Only the number is needed: how many lines contain the word "Organizational"?

━━━━━━

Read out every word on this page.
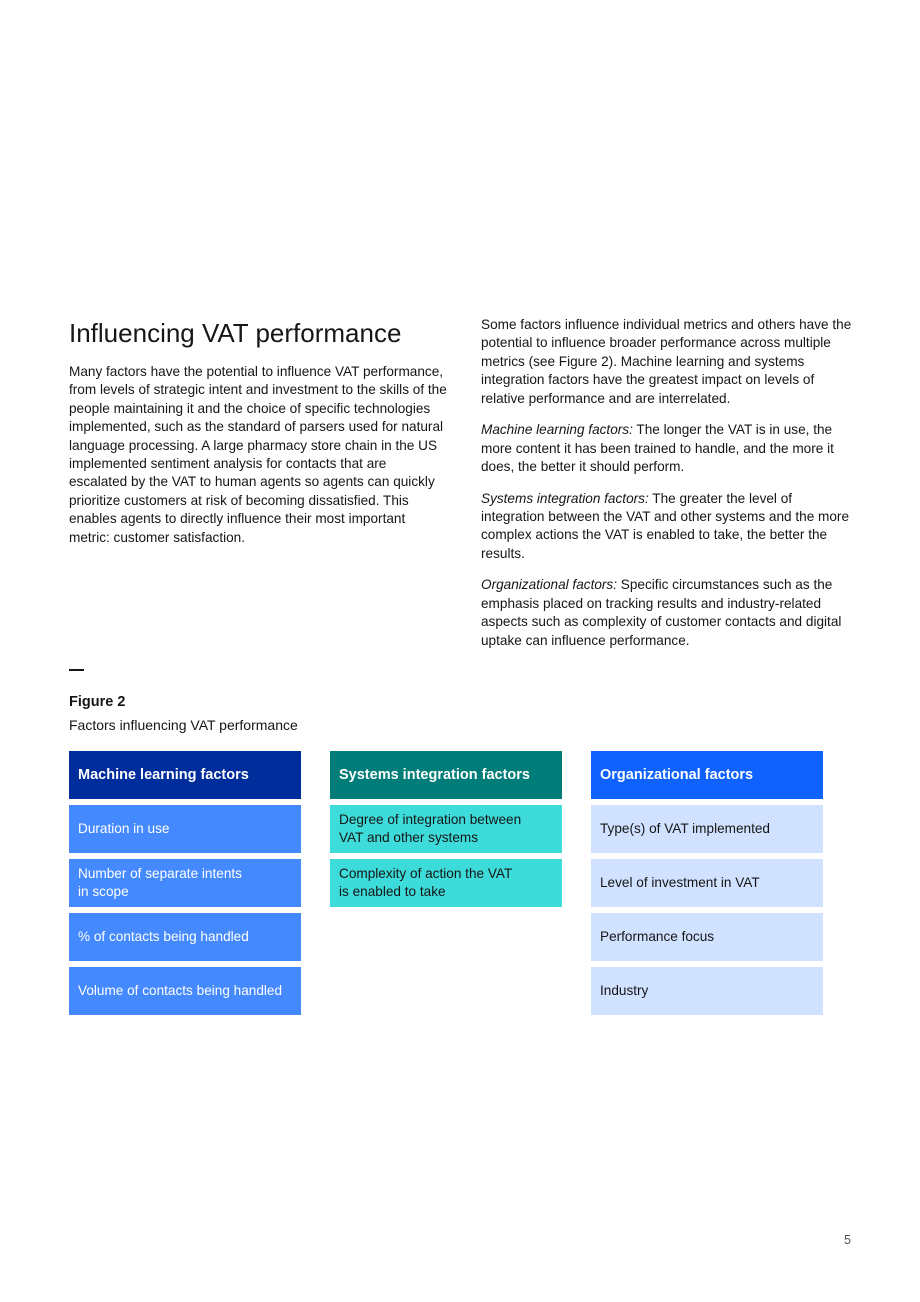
Influencing VAT performance

Many factors have the potential to influence VAT performance, from levels of strategic intent and investment to the skills of the people maintaining it and the choice of specific technologies implemented, such as the standard of parsers used for natural language processing. A large pharmacy store chain in the US implemented sentiment analysis for contacts that are escalated by the VAT to human agents so agents can quickly prioritize customers at risk of becoming dissatisfied. This enables agents to directly influence their most important metric: customer satisfaction.

Some factors influence individual metrics and others have the potential to influence broader performance across multiple metrics (see Figure 2). Machine learning and systems integration factors have the greatest impact on levels of relative performance and are interrelated.

Machine learning factors: The longer the VAT is in use, the more content it has been trained to handle, and the more it does, the better it should perform.

Systems integration factors: The greater the level of integration between the VAT and other systems and the more complex actions the VAT is enabled to take, the better the results.

Organizational factors: Specific circumstances such as the emphasis placed on tracking results and industry-related aspects such as complexity of customer contacts and digital uptake can influence performance.

Figure 2
Factors influencing VAT performance
Machine learning factors
Duration in use
Number of separate intents
in scope
% of contacts being handled
Volume of contacts being handled
Systems integration factors
Degree of integration between
VAT and other systems
Complexity of action the VAT
is enabled to take
Organizational factors
Type(s) of VAT implemented
Level of investment in VAT
Performance focus
Industry
5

━━━━━━

The solution: 2